Gather each line in the entries that includes the string "this".

● ● ● ● ● ● ●

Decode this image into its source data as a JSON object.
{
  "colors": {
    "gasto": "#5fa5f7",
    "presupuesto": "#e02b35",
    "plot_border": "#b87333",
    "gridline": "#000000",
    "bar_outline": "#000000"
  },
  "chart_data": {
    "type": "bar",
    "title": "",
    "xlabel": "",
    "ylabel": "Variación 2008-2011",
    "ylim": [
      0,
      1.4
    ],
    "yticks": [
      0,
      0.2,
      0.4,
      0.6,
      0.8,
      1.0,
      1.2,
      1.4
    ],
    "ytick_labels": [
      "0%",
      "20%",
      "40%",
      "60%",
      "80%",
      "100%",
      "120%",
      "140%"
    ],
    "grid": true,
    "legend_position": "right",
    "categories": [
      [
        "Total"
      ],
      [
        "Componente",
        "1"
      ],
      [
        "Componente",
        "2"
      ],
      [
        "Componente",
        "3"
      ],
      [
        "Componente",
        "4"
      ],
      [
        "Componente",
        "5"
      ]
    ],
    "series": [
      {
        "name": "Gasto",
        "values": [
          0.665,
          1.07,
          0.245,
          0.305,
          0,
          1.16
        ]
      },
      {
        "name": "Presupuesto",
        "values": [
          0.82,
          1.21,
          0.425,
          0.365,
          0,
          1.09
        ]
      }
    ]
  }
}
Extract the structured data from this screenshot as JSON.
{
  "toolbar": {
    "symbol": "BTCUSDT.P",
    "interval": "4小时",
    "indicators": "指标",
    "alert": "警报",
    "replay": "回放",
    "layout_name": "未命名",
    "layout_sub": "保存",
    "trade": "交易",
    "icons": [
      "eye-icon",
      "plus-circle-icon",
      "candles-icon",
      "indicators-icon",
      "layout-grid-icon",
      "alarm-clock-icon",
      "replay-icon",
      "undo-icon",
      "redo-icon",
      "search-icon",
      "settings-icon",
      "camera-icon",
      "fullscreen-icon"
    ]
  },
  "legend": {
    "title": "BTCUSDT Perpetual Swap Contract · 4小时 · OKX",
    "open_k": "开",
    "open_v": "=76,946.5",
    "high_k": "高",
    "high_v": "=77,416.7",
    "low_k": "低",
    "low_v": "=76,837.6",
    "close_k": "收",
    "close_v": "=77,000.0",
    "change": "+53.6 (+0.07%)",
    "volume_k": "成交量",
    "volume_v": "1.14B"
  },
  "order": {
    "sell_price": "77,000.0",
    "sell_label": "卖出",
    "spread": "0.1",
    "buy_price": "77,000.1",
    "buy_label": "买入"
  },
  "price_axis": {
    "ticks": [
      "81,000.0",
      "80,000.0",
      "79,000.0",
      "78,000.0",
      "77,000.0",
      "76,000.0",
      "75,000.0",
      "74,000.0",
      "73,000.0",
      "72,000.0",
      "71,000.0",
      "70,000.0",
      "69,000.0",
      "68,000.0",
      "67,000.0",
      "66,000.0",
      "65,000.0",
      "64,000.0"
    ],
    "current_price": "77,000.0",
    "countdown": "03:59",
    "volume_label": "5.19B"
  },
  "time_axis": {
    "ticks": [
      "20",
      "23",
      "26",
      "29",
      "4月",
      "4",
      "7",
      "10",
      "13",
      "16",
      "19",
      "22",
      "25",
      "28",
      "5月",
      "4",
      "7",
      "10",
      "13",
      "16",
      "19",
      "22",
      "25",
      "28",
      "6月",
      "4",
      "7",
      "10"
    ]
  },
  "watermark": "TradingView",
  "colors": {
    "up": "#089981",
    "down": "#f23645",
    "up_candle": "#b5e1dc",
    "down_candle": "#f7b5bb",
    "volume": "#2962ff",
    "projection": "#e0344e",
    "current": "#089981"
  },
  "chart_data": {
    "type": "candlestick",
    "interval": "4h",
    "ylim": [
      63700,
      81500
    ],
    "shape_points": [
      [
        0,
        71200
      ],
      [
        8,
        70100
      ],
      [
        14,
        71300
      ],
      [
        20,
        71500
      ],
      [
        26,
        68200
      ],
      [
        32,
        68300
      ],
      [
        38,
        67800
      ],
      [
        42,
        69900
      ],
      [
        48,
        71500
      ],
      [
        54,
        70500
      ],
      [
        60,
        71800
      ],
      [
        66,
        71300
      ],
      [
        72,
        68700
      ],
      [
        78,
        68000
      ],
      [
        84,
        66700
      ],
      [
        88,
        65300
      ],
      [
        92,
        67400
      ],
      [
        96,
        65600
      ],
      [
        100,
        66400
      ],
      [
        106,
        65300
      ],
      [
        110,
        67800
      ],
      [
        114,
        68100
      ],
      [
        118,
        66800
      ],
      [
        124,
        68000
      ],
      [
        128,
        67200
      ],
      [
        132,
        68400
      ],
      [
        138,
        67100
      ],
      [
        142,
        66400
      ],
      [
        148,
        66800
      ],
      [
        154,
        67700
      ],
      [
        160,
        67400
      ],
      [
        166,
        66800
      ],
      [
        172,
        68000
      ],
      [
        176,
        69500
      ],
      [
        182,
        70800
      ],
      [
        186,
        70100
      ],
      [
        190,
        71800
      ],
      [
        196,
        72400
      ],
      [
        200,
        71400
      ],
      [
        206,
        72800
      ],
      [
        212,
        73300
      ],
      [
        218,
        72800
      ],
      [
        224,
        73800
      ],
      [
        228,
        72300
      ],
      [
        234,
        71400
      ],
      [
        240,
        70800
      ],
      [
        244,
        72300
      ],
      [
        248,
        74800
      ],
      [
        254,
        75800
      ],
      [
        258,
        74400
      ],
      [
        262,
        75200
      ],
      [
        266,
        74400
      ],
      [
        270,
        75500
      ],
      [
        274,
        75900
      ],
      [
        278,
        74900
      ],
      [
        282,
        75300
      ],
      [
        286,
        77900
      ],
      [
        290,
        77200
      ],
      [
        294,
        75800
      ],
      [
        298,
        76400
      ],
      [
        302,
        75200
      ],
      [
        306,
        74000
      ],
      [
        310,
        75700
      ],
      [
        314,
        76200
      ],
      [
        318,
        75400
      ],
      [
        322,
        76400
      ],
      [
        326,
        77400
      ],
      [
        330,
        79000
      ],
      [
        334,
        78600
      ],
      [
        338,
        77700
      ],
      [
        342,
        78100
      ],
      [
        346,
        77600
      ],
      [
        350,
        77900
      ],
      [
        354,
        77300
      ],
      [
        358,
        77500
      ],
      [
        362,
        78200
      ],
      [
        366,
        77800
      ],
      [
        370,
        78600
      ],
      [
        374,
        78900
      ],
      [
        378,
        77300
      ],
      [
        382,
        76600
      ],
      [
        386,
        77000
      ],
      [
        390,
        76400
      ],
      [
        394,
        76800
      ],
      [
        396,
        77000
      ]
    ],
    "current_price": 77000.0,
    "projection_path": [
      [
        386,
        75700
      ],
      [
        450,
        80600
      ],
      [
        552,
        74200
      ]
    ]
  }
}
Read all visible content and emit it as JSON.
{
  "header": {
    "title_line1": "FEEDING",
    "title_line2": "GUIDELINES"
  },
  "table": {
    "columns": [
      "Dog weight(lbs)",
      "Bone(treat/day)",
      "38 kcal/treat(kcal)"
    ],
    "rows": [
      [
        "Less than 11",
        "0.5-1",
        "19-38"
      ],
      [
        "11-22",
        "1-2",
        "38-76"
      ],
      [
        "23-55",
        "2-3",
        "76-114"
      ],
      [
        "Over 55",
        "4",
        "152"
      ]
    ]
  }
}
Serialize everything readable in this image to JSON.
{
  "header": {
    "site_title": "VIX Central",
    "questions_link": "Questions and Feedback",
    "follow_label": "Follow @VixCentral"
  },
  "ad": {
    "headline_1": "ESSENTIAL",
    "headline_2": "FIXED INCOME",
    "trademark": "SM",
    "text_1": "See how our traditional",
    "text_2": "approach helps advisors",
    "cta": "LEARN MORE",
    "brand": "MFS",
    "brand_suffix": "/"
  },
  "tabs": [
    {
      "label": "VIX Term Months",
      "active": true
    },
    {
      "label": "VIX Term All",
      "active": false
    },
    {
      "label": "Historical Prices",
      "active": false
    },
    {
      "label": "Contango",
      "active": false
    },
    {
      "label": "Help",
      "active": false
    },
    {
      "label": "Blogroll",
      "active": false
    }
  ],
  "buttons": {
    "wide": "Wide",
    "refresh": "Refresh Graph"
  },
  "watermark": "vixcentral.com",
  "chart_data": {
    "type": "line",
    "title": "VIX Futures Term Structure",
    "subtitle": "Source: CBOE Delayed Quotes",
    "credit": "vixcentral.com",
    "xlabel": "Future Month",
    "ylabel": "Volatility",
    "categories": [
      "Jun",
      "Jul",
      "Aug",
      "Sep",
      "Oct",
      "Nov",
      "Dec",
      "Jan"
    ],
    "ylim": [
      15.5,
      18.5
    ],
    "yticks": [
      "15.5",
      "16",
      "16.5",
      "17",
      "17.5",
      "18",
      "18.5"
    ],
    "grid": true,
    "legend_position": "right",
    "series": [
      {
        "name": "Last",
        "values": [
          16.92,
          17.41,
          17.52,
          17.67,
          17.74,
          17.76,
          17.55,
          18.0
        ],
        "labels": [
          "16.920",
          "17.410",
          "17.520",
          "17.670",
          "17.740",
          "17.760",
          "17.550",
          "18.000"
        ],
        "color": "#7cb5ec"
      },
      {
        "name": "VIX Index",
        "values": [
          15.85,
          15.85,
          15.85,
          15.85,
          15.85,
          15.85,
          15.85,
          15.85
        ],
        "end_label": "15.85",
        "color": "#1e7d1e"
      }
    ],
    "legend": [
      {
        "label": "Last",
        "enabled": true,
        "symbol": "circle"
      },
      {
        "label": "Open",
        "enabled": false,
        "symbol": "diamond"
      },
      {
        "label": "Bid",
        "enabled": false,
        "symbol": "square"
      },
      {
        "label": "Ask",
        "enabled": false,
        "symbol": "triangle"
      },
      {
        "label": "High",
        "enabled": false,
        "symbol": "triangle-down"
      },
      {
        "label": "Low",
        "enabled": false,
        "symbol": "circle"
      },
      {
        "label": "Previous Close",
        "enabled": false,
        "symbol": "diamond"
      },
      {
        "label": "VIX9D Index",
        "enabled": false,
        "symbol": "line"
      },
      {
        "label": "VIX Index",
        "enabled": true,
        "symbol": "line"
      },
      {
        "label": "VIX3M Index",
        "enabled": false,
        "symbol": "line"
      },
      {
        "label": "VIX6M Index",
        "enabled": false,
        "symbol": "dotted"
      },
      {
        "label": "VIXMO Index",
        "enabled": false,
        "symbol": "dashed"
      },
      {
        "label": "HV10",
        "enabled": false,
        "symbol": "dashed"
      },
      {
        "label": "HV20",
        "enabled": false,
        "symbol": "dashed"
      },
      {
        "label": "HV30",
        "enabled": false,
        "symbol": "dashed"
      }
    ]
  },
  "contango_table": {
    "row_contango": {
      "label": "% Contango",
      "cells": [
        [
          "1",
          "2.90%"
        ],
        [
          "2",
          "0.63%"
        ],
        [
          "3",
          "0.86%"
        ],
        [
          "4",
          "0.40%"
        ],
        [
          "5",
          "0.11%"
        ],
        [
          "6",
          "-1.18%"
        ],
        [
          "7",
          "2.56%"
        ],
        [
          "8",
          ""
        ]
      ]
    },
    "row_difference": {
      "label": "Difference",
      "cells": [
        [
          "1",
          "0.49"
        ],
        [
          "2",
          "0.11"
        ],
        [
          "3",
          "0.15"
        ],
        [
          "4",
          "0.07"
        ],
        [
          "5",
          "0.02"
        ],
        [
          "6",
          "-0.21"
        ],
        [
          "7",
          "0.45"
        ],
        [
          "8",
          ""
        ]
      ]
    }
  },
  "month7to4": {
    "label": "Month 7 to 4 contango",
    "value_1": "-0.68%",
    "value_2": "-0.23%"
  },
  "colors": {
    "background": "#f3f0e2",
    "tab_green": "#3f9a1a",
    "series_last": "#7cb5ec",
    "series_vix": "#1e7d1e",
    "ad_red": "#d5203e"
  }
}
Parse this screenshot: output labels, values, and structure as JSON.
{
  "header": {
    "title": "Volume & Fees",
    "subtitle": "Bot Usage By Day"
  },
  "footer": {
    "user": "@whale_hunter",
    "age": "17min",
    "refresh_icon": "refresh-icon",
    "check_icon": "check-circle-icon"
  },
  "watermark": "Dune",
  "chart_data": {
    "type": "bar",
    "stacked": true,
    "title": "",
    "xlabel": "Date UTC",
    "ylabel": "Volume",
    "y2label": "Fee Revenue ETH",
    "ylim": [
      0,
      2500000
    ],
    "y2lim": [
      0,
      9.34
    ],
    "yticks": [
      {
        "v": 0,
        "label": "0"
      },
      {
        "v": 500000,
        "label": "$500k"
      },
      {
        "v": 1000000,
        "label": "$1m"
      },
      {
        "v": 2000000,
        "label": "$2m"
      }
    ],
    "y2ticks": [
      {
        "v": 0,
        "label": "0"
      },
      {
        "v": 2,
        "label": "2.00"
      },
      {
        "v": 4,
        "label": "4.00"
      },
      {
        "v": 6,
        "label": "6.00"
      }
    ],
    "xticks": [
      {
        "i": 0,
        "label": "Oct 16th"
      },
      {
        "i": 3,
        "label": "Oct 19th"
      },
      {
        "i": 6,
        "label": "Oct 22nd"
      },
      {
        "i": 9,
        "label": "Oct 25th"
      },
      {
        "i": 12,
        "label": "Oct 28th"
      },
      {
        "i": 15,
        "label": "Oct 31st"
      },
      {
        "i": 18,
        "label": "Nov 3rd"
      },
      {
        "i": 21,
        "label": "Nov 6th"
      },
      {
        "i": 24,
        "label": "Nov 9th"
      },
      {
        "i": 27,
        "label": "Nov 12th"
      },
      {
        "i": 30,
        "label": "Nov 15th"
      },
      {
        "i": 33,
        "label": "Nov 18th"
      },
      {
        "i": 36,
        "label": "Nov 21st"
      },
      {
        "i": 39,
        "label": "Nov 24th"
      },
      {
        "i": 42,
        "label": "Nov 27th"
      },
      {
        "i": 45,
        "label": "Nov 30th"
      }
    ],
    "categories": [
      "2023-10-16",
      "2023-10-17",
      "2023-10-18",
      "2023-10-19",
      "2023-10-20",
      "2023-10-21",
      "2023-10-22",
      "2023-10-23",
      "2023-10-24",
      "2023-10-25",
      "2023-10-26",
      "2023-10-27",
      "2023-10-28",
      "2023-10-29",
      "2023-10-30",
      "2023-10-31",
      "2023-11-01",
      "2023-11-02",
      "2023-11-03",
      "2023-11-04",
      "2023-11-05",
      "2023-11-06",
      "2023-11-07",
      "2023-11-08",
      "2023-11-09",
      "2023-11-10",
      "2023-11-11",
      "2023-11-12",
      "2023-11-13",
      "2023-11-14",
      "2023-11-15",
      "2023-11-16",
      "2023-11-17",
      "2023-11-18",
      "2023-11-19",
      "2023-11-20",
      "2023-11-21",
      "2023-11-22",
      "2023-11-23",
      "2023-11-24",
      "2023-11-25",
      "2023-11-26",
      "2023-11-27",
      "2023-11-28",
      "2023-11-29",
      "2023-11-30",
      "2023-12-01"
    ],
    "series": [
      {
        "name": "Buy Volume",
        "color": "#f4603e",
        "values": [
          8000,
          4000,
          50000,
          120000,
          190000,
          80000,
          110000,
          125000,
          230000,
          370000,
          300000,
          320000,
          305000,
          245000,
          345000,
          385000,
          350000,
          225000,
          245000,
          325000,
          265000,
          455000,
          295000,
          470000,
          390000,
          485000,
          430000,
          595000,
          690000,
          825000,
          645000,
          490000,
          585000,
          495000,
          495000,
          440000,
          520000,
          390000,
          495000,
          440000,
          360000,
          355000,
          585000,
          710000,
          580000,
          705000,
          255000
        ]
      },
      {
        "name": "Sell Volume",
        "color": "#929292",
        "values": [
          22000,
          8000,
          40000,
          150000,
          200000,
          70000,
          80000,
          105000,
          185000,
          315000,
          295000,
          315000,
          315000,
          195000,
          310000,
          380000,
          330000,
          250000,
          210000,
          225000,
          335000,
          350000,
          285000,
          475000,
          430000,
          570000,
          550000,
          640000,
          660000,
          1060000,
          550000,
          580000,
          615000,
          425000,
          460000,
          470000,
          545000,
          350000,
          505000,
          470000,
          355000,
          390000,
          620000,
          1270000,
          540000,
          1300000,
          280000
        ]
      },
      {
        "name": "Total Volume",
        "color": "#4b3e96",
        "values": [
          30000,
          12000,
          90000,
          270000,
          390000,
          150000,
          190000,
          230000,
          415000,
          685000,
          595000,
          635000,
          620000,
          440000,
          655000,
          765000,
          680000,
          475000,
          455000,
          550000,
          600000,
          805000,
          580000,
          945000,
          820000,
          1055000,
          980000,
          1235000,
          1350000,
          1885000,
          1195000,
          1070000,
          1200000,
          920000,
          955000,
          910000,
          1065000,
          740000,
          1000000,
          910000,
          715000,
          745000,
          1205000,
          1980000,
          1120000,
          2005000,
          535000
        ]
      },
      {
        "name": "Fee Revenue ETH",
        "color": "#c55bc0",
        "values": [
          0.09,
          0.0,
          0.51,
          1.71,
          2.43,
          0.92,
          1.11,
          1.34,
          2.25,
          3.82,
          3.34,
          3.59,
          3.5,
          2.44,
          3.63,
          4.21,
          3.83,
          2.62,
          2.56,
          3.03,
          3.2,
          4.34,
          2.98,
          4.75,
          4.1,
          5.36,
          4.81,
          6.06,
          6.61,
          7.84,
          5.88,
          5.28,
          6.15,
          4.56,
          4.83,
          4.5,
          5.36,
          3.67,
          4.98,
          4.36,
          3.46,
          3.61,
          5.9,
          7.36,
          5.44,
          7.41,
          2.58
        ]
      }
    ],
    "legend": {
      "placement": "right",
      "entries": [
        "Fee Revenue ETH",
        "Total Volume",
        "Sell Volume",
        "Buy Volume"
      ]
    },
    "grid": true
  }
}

● ● ● ● ● ● ●

**ANSWER FOR THE TASK**
Decode this image into its source data as a JSON object.
Extract the structured data from this screenshot as JSON.
Serialize everything readable in this image to JSON.
Parse this screenshot: output labels, values, and structure as JSON.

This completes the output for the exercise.